* **Instructions to follow**: Copy the part that opens with the line containing "bar bbox=[352, 105, 368, 407]" and closes with the line containing "Enumerate the UI", substituting "key-label" for "legend-label" and leaving everything else unchanged.

┏━━

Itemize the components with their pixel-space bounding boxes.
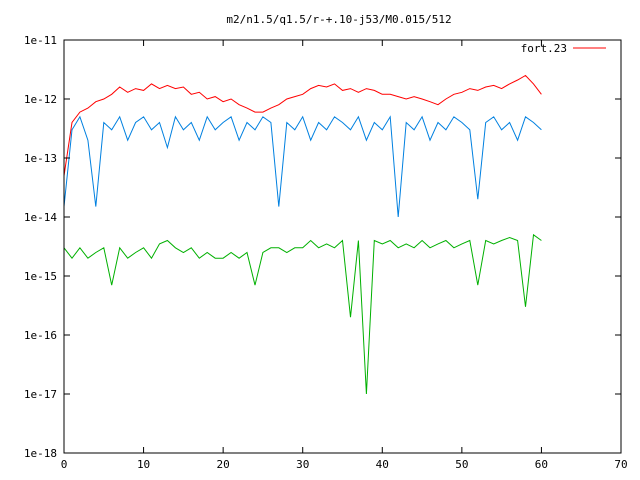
x-tick-label: 70 — [614, 458, 627, 471]
y-tick-label: 1e-13 — [24, 152, 57, 165]
series-line-2 — [63, 115, 542, 218]
x-tick-label: 30 — [296, 458, 309, 471]
y-tick-label: 1e-18 — [24, 447, 57, 460]
y-tick-label: 1e-11 — [24, 34, 57, 47]
chart-title: m2/n1.5/q1.5/r-+.10-j53/M0.015/512 — [226, 13, 451, 26]
y-tick-label: 1e-17 — [24, 388, 57, 401]
legend-label: fort.23 — [521, 42, 567, 55]
x-tick-label: 20 — [217, 458, 230, 471]
y-tick-label: 1e-15 — [24, 270, 57, 283]
axis-layer: 0 10 20 30 40 50 60 70 1e-18 1e-17 1e-16 1e-15 1e-14… — [24, 34, 628, 471]
y-tick-label: 1e-14 — [24, 211, 57, 224]
y-tick-label: 1e-16 — [24, 329, 57, 342]
x-tick-label: 40 — [376, 458, 389, 471]
y-tick-label: 1e-12 — [24, 93, 57, 106]
plot-frame — [63, 39, 622, 454]
x-tick-label: 60 — [535, 458, 548, 471]
x-tick-label: 0 — [61, 458, 68, 471]
series-line-1 — [63, 74, 542, 176]
x-tick-label: 50 — [455, 458, 468, 471]
x-tick-label: 10 — [137, 458, 150, 471]
series-layer — [63, 74, 542, 395]
series-line-3 — [63, 233, 542, 395]
legend: fort.23 — [521, 42, 606, 55]
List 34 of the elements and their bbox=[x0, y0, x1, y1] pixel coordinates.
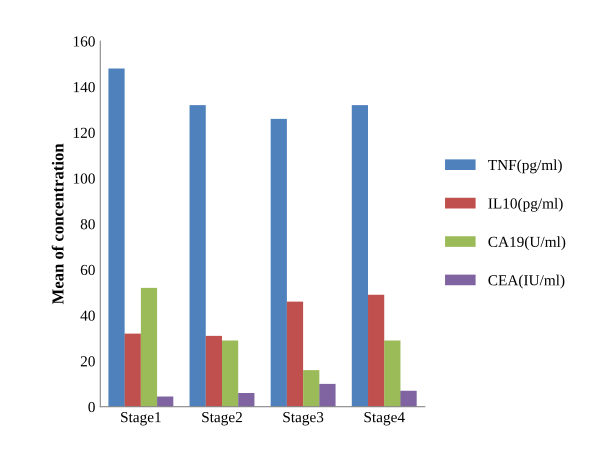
bar bbox=[352, 105, 368, 407]
y-tick-label: 100 bbox=[74, 173, 95, 184]
y-tick-label: 40 bbox=[80, 310, 95, 321]
x-tick-label: Stage1 bbox=[121, 412, 161, 426]
legend-label: CEA(IU/ml) bbox=[488, 274, 564, 289]
bar bbox=[238, 393, 254, 407]
bar bbox=[157, 396, 174, 407]
y-tick-label: 60 bbox=[80, 264, 95, 276]
bar bbox=[303, 370, 320, 407]
legend-label: CA19(U/ml) bbox=[488, 236, 566, 250]
bar bbox=[140, 288, 158, 407]
bar bbox=[222, 340, 238, 407]
bar bbox=[124, 334, 141, 407]
bar bbox=[368, 294, 384, 407]
y-tick-label: 140 bbox=[74, 82, 95, 92]
y-tick-label: 160 bbox=[74, 36, 95, 47]
x-tick-label: Stage3 bbox=[283, 412, 324, 426]
legend-label: TNF(pg/ml) bbox=[488, 159, 562, 174]
y-axis-title: Mean of concentration bbox=[52, 144, 64, 304]
y-tick-label: 20 bbox=[80, 356, 95, 366]
bar bbox=[319, 384, 336, 407]
bar bbox=[384, 340, 400, 407]
x-tick-label: Stage4 bbox=[364, 412, 405, 426]
y-tick-label: 120 bbox=[74, 128, 95, 138]
bar bbox=[286, 302, 304, 407]
y-tick-label: 0 bbox=[88, 402, 95, 412]
bar bbox=[190, 105, 206, 407]
legend-label: IL10(pg/ml) bbox=[488, 198, 563, 212]
bar bbox=[206, 336, 222, 407]
x-tick-label: Stage2 bbox=[202, 412, 242, 426]
bar bbox=[108, 68, 125, 407]
y-tick-label: 80 bbox=[80, 219, 95, 230]
bar bbox=[400, 390, 417, 407]
bar bbox=[270, 118, 287, 407]
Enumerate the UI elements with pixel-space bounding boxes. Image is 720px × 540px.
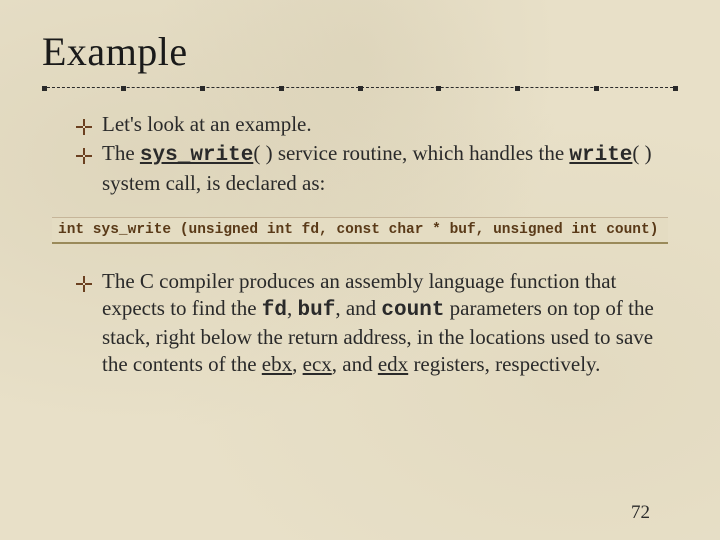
slide: Example Let's look at an example. The sy… bbox=[0, 0, 720, 540]
bullet-text-part: registers, respectively. bbox=[408, 352, 600, 376]
code-inline: fd bbox=[262, 299, 287, 322]
bullet-text-part: , bbox=[292, 352, 303, 376]
code-inline: write bbox=[569, 144, 632, 167]
code-inline: count bbox=[381, 299, 444, 322]
bullet-text-part: The bbox=[102, 141, 140, 165]
register-name: ecx bbox=[303, 352, 332, 376]
bullet-text-part: ( ) service routine, which handles the bbox=[253, 141, 569, 165]
code-inline: sys_write bbox=[140, 144, 253, 167]
list-item: The sys_write( ) service routine, which … bbox=[76, 140, 660, 197]
bullet-icon bbox=[76, 115, 92, 131]
bullet-icon bbox=[76, 272, 92, 288]
bullet-icon bbox=[76, 144, 92, 160]
bullet-text: Let's look at an example. bbox=[102, 112, 312, 136]
bullet-text-part: , bbox=[287, 296, 298, 320]
register-name: edx bbox=[378, 352, 408, 376]
code-inline: buf bbox=[298, 299, 336, 322]
bullet-list: The C compiler produces an assembly lang… bbox=[76, 268, 660, 379]
bullet-text-part: , and bbox=[332, 352, 378, 376]
bullet-list: Let's look at an example. The sys_write(… bbox=[76, 111, 660, 197]
list-item: Let's look at an example. bbox=[76, 111, 660, 138]
page-number: 72 bbox=[631, 502, 650, 524]
code-block: int sys_write (unsigned int fd, const ch… bbox=[52, 217, 668, 244]
page-title: Example bbox=[42, 28, 678, 75]
title-divider bbox=[42, 85, 678, 91]
bullet-text-part: , and bbox=[335, 296, 381, 320]
register-name: ebx bbox=[262, 352, 292, 376]
list-item: The C compiler produces an assembly lang… bbox=[76, 268, 660, 379]
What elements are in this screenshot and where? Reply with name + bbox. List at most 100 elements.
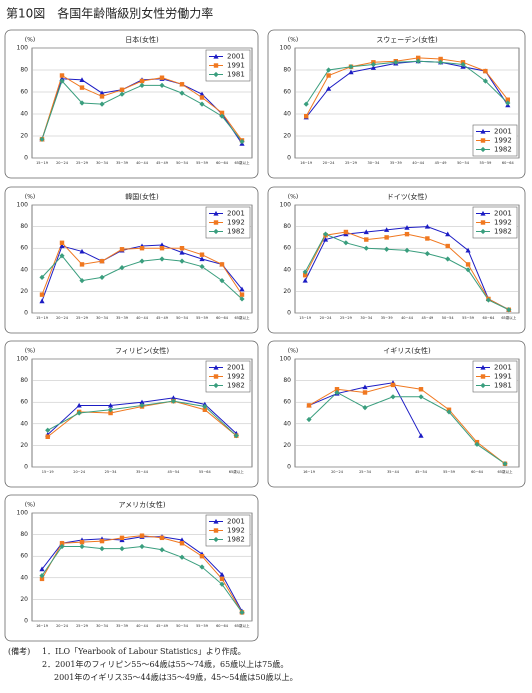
x-tick-label: 45~49 [156,161,168,165]
y-tick-label: 40 [283,420,291,427]
marker [303,101,309,107]
marker [79,539,85,545]
marker [322,236,329,242]
note: 1．ILO「Yearbook of Labour Statistics」より作成… [42,646,246,656]
y-tick-label: 20 [20,442,28,449]
marker [159,242,165,248]
marker [322,231,329,237]
x-tick-label: 65歳以上 [498,469,513,474]
marker [39,298,45,304]
marker [199,95,205,100]
marker [506,307,512,313]
y-tick-label: 80 [20,377,28,384]
y-tick-label: 0 [24,618,28,625]
marker [219,262,225,267]
y-tick-label: 80 [20,67,28,74]
y-axis-label: (%) [25,194,35,201]
y-tick-label: 60 [283,89,291,96]
x-tick-label: 50~54 [176,624,189,628]
panel-frame [267,340,526,488]
x-tick-label: 45~54 [415,470,428,474]
marker [363,245,369,251]
y-tick-label: 60 [20,399,28,406]
y-tick-label: 100 [17,45,29,52]
marker [306,416,312,423]
marker [348,69,354,75]
y-tick-label: 60 [20,553,28,560]
legend-label: 2001 [227,364,245,372]
marker [348,64,354,70]
marker [334,387,340,392]
x-tick-label: 15~19 [42,470,54,474]
marker [76,402,82,408]
marker [219,571,225,577]
marker [460,61,466,68]
legend-label: 1992 [227,527,245,535]
marker [139,402,145,409]
x-tick-label: 55~64 [199,470,212,474]
marker [79,248,85,254]
marker [445,243,450,249]
y-tick-label: 60 [20,89,28,96]
marker [302,269,308,275]
x-tick-label: 20~24 [56,316,69,320]
marker [239,292,245,297]
panel-title: ドイツ(女性) [387,192,428,201]
marker [159,245,165,251]
legend-label: 2001 [227,518,245,526]
y-tick-label: 0 [24,464,28,471]
marker [199,252,205,257]
marker [502,461,508,467]
marker [99,538,105,544]
x-tick-label: 16~19 [36,624,48,628]
series-line [305,60,509,105]
y-tick-label: 20 [20,133,28,140]
marker [384,246,390,252]
panel-title: アメリカ(女性) [118,500,165,509]
x-tick-label: 25~29 [76,624,88,628]
x-tick-label: 60~64 [216,624,229,628]
marker [170,395,177,400]
marker [219,110,225,116]
marker [480,146,486,153]
marker [202,407,208,412]
x-tick-label: 35~44 [387,470,400,474]
y-axis-label: (%) [25,502,35,509]
marker [239,138,245,145]
x-tick-label: 60~64 [483,316,496,320]
marker [108,410,113,416]
x-tick-label: 55~59 [479,161,491,165]
x-tick-label: 35~44 [136,470,149,474]
panel-title: 韓国(女性) [125,192,159,201]
x-tick-label: 20~24 [56,624,69,628]
x-tick-label: 40~44 [136,624,149,628]
legend-label: 1981 [227,71,245,79]
legend-label: 1992 [494,137,512,145]
y-tick-label: 60 [20,245,28,252]
marker [79,543,85,550]
marker [179,258,185,264]
y-tick-label: 80 [20,223,28,230]
marker [219,113,225,119]
x-tick-label: 35~39 [381,316,393,320]
x-tick-label: 65歳以上 [501,315,516,320]
legend-label: 1982 [494,228,512,236]
panel-frame [4,29,259,179]
marker [474,441,480,447]
marker [159,256,165,262]
x-tick-label: 15~19 [36,161,48,165]
x-tick-label: 45~49 [421,316,433,320]
marker [213,228,219,235]
marker [107,402,114,408]
y-axis-label: (%) [288,194,298,201]
x-tick-label: 30~34 [96,624,109,628]
y-tick-label: 100 [280,202,292,209]
marker [418,387,424,392]
marker [438,59,444,65]
y-tick-label: 80 [283,377,291,384]
marker [362,384,368,390]
panel-title: フィリピン(女性) [115,346,170,355]
marker [306,403,312,408]
y-tick-label: 20 [20,596,28,603]
marker [139,82,145,88]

┗━━

* **Finished exercise**:
bar bbox=[352, 105, 368, 407]
y-tick-label: 100 bbox=[74, 173, 95, 184]
y-tick-label: 40 bbox=[80, 310, 95, 321]
x-tick-label: Stage1 bbox=[121, 412, 161, 426]
key-label: CEA(IU/ml) bbox=[488, 274, 564, 289]
bar bbox=[238, 393, 254, 407]
bar bbox=[157, 396, 174, 407]
y-tick-label: 60 bbox=[80, 264, 95, 276]
bar bbox=[303, 370, 320, 407]
key-label: CA19(U/ml) bbox=[488, 236, 566, 250]
bar bbox=[140, 288, 158, 407]
bar bbox=[222, 340, 238, 407]
bar bbox=[124, 334, 141, 407]
bar bbox=[368, 294, 384, 407]
y-tick-label: 140 bbox=[74, 82, 95, 92]
y-tick-label: 160 bbox=[74, 36, 95, 47]
x-tick-label: Stage3 bbox=[283, 412, 324, 426]
key-label: TNF(pg/ml) bbox=[488, 159, 562, 174]
y-axis-title: Mean of concentration bbox=[52, 144, 64, 304]
y-tick-label: 20 bbox=[80, 356, 95, 366]
bar bbox=[319, 384, 336, 407]
bar bbox=[384, 340, 400, 407]
x-tick-label: Stage4 bbox=[364, 412, 405, 426]
y-tick-label: 120 bbox=[74, 128, 95, 138]
bar bbox=[286, 302, 304, 407]
y-tick-label: 0 bbox=[88, 402, 95, 412]
bar bbox=[190, 105, 206, 407]
key-label: IL10(pg/ml) bbox=[488, 198, 563, 212]
bar bbox=[206, 336, 222, 407]
x-tick-label: Stage2 bbox=[202, 412, 242, 426]
bar bbox=[108, 68, 125, 407]
y-tick-label: 80 bbox=[80, 219, 95, 230]
bar bbox=[400, 390, 417, 407]
bar bbox=[270, 118, 287, 407]
Enumerate the UI elements with pixel-space bounding boxes. Image is 720px × 540px.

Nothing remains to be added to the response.